▶ DESCRIPTION OF THE TASK: Each line that holds the word "السلطان" should be returned.

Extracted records
☆ ☆ ☆
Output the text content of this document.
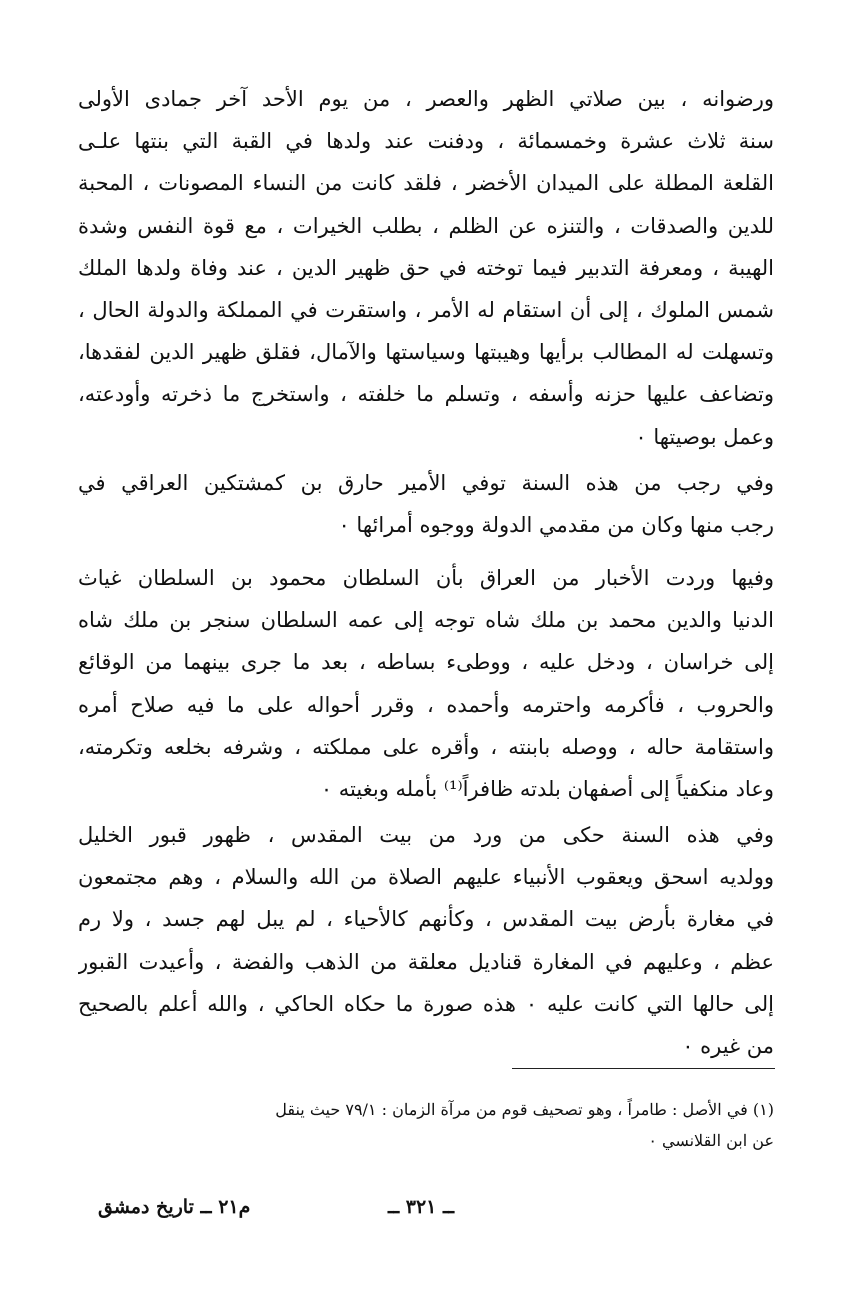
ورضوانه ، بين صلاتي الظهر والعصر ، من يوم الأحد آخر جمادى الأولى
سنة ثلاث عشرة وخمسمائة ، ودفنت عند ولدها في القبة التي بنتها علـى
القلعة المطلة على الميدان الأخضر ، فلقد كانت من النساء المصونات ، المحبة
للدين والصدقات ، والتنزه عن الظلم ، بطلب الخيرات ، مع قوة النفس وشدة
الهيبة ، ومعرفة التدبير فيما توخته في حق ظهير الدين ، عند وفاة ولدها الملك
شمس الملوك ، إلى أن استقام له الأمر ، واستقرت في المملكة والدولة الحال ،
وتسهلت له المطالب برأيها وهيبتها وسياستها والآمال، فقلق ظهير الدين لفقدها،
وتضاعف عليها حزنه وأسفه ، وتسلم ما خلفته ، واستخرج ما ذخرته وأودعته،
وعمل بوصيتها ٠
وفي رجب من هذه السنة توفي الأمير حارق بن كمشتكين العراقي في
رجب منها وكان من مقدمي الدولة ووجوه أمرائها ٠
وفيها وردت الأخبار من العراق بأن السلطان محمود بن السلطان غياث
الدنيا والدين محمد بن ملك شاه توجه إلى عمه السلطان سنجر بن ملك شاه
إلى خراسان ، ودخل عليه ، ووطىء بساطه ، بعد ما جرى بينهما من الوقائع
والحروب ، فأكرمه واحترمه وأحمده ، وقرر أحواله على ما فيه صلاح أمره
واستقامة حاله ، ووصله بابنته ، وأقره على مملكته ، وشرفه بخلعه وتكرمته،
وعاد منكفياً إلى أصفهان بلدته ظافراً⁽¹⁾ بأمله وبغيته ٠
وفي هذه السنة حكى من ورد من بيت المقدس ، ظهور قبور الخليل
وولديه اسحق ويعقوب الأنبياء عليهم الصلاة من الله والسلام ، وهم مجتمعون
في مغارة بأرض بيت المقدس ، وكأنهم كالأحياء ، لم يبل لهم جسد ، ولا رم
عظم ، وعليهم في المغارة قناديل معلقة من الذهب والفضة ، وأعيدت القبور
إلى حالها التي كانت عليه ٠ هذه صورة ما حكاه الحاكي ، والله أعلم بالصحيح
من غيره ٠
(١) في الأصل : طامراً ، وهو تصحيف قوم من مرآة الزمان : ٧٩/١ حيث ينقل
عن ابن القلانسي ٠
ــ ٣٢١ ــ
م٢١ ــ تاريخ دمشق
☆ ☆ ☆
▶ RESULT:
وفيها وردت الأخبار من العراق بأن السلطان محمود بن السلطان غياث
الدنيا والدين محمد بن ملك شاه توجه إلى عمه السلطان سنجر بن ملك شاه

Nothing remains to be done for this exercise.